● WRITTEN PROBLEM A:
Write out the part of the patch email between "Re: [PATCH 4/5]" and "this a race.", inclusive.
● WRITTEN PROBLEM B:
List every distinct term in the patch email that contains an underscore.
● WRITTEN PROBLEM C:
In the patch email, turn the paragraph beginning "If two threads have one freshly initialized string buffer" into a short bulleted list that keeps its main facts.

● PASSAGE:
Re: [PATCH 4/5] strbuf_reset: don't write to slopbuf with ThreadSanitizer

Junio C Hamano <gitster@xxxxxxxxx> · Tue, 15 Aug 2017 11:43:48 -0700

Martin Ågren <martin.agren@xxxxxxxxx> writes:

> If two threads have one freshly initialized string buffer each and call
> strbuf_reset on them at roughly the same time, both threads will be
> writing a '\0' to strbuf_slopbuf. That is not a problem in practice
> since it doesn't matter in which order the writes happen. But
> ThreadSanitizer will consider this a race.
>
> When compiling with GIT_THREAD_SANITIZER, avoid writing to
> strbuf_slopbuf. Let's instead assert on the first byte of strbuf_slopbuf
> being '\0', since it ensures the promised invariant of "buf[len] ==
> '\0'". (Writing to strbuf_slopbuf is normally bad, but could become even
> more bad if we stop covering it up in strbuf_reset.)
>
> Signed-off-by: Martin Ågren <martin.agren@xxxxxxxxx>
> ---
>  strbuf.h | 12 ++++++++++++
>  1 file changed, 12 insertions(+)

● INFORMATION SUPPLIED:

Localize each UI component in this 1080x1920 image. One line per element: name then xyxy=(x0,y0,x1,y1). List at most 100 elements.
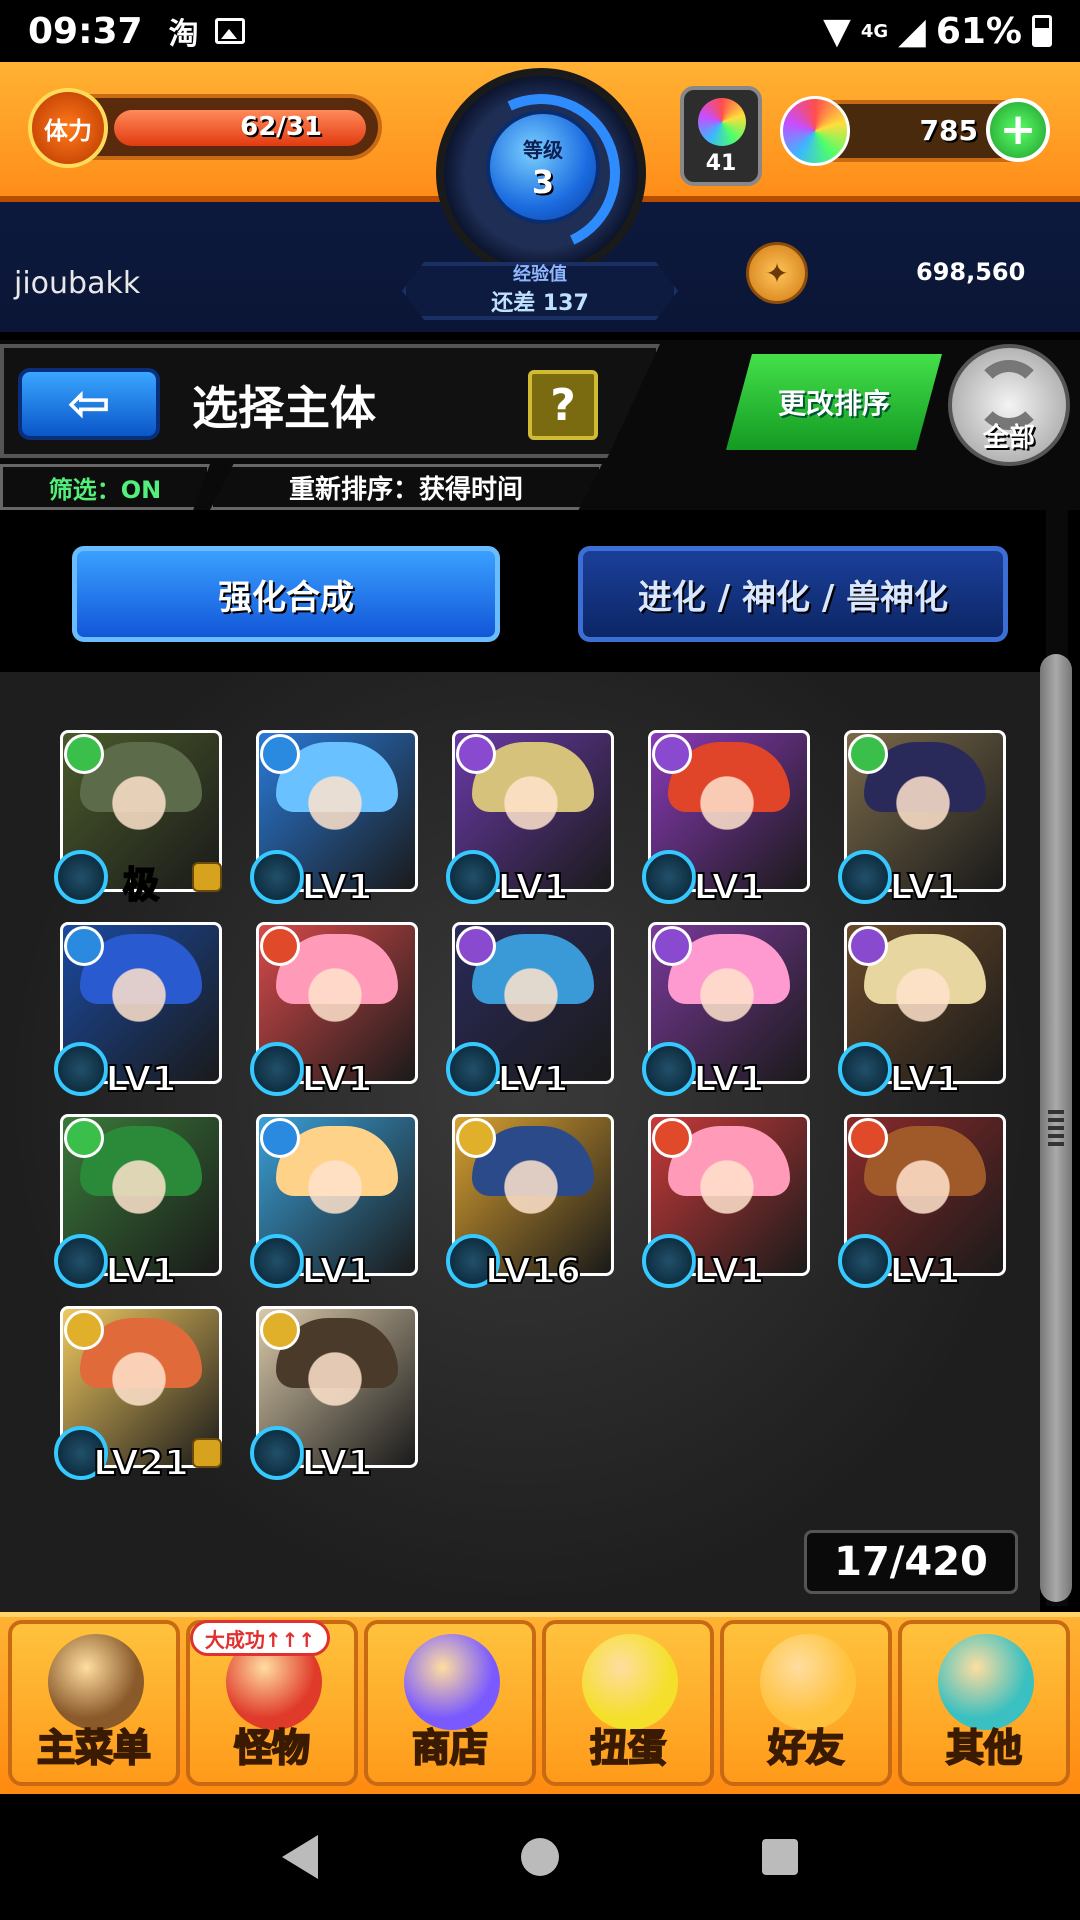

● EXPECTED OUTPUT A:
Re: [PATCH 4/5] strbuf_reset: don't write to slopbuf with ThreadSanitizer

Junio C Hamano <gitster@xxxxxxxxx> · Tue, 15 Aug 2017 11:43:48 -0700

Martin Ågren <martin.agren@xxxxxxxxx> writes:

> If two threads have one freshly initialized string buffer each and call
> strbuf_reset on them at roughly the same time, both threads will be
> writing a '\0' to strbuf_slopbuf. That is not a problem in practice
> since it doesn't matter in which order the writes happen. But
> ThreadSanitizer will consider this a race.

● EXPECTED OUTPUT B:
strbuf_reset
strbuf_slopbuf
GIT_THREAD_SANITIZER

● EXPECTED OUTPUT C:
- Two threads each call strbuf_reset on their own freshly initialized string buffer at about the same time.
- Both threads write a '\0' to strbuf_slopbuf.
- This causes no practical problem, because the order of the writes doesn't matter.
- ThreadSanitizer still considers it a race.